What this task involves: Find every line in the entries that contains the string "panel" and copy each one in full.

Supplied data:
-- Begin --

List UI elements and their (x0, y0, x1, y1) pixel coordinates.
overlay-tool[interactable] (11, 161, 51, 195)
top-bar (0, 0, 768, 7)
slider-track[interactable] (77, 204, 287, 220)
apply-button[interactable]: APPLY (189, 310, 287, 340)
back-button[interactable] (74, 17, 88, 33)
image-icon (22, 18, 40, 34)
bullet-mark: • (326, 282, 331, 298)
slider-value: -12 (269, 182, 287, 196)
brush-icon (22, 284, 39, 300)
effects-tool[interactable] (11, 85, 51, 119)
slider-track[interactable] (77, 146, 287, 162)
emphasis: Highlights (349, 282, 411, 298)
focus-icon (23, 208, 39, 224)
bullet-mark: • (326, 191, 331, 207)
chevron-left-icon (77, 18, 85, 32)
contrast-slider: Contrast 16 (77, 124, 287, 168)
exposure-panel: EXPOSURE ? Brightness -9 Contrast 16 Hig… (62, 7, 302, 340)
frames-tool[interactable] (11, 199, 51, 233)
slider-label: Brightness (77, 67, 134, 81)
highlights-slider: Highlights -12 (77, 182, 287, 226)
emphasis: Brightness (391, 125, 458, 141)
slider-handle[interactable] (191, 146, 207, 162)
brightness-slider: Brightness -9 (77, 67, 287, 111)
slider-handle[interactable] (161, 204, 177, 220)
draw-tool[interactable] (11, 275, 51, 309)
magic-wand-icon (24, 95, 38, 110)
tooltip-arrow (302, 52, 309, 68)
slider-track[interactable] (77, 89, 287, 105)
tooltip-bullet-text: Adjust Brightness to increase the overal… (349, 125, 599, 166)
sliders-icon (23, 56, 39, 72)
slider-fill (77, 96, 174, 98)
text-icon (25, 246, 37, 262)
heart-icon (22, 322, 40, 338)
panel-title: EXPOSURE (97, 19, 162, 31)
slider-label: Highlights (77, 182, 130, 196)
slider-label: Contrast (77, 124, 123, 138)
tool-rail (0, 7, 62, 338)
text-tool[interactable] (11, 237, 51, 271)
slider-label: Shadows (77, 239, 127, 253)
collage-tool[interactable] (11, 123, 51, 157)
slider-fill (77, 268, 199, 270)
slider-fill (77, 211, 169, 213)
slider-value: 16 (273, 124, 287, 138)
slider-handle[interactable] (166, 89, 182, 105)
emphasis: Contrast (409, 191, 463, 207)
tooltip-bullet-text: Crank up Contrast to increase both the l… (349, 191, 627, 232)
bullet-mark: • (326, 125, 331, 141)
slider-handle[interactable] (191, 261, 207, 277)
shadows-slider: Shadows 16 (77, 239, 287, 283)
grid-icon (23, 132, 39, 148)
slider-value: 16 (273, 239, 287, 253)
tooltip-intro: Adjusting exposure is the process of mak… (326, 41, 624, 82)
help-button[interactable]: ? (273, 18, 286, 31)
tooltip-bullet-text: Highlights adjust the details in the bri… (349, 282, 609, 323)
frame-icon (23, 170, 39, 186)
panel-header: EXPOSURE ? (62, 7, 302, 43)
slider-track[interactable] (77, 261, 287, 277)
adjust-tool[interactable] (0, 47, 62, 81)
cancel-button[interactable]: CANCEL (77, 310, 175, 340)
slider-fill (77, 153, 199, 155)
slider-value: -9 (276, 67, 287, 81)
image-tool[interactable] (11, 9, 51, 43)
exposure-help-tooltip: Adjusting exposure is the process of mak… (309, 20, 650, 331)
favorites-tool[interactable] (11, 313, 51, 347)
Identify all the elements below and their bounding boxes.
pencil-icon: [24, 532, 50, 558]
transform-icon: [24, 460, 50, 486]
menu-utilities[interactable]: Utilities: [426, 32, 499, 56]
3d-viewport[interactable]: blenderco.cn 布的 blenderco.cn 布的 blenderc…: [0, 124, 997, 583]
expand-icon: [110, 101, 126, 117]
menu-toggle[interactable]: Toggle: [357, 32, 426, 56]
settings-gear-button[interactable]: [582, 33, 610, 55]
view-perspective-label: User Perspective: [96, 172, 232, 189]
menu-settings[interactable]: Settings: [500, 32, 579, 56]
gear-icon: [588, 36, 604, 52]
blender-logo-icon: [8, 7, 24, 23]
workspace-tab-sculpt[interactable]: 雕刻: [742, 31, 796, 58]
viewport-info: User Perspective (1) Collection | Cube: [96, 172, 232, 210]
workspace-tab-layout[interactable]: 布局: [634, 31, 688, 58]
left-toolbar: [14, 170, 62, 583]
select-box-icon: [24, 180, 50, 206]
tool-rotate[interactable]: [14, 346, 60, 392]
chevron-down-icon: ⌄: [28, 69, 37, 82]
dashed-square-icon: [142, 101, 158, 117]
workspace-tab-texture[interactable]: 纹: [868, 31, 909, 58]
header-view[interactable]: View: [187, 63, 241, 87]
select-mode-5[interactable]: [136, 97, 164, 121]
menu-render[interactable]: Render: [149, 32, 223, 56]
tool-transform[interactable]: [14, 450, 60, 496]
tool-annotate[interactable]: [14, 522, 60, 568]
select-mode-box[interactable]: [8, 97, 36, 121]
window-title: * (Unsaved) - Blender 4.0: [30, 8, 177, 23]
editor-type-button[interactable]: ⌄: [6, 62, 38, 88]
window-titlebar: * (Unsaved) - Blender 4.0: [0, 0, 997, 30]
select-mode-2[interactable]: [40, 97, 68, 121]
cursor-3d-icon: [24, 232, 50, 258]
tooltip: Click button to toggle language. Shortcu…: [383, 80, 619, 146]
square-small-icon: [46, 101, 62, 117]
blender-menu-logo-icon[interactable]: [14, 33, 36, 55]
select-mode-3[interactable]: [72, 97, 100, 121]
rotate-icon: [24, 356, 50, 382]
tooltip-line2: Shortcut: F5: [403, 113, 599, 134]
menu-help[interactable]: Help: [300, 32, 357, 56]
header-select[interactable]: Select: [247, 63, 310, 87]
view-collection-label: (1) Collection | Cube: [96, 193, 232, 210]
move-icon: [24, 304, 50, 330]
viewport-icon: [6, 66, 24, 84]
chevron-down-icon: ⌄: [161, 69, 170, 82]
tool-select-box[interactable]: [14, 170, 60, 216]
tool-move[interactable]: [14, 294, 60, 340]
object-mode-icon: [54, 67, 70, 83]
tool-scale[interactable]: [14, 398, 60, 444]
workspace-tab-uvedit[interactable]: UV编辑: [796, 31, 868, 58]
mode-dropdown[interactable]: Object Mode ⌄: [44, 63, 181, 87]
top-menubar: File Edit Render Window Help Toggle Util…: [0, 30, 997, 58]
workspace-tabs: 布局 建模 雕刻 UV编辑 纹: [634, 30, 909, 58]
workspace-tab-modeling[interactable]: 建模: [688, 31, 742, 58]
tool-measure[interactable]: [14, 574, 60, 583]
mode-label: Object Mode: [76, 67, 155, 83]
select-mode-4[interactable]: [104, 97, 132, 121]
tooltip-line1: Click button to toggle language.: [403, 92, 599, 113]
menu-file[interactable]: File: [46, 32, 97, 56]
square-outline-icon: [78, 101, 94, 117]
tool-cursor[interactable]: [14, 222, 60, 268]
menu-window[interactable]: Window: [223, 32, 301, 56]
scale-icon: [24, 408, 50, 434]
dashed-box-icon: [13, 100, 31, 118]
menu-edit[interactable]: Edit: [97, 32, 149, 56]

-- End --

Exercise response:
exposure-panel: EXPOSURE ? Brightness -9 Contrast 16 Hig… (62, 7, 302, 340)
panel-title: EXPOSURE (97, 19, 162, 31)
panel-header: EXPOSURE ? (62, 7, 302, 43)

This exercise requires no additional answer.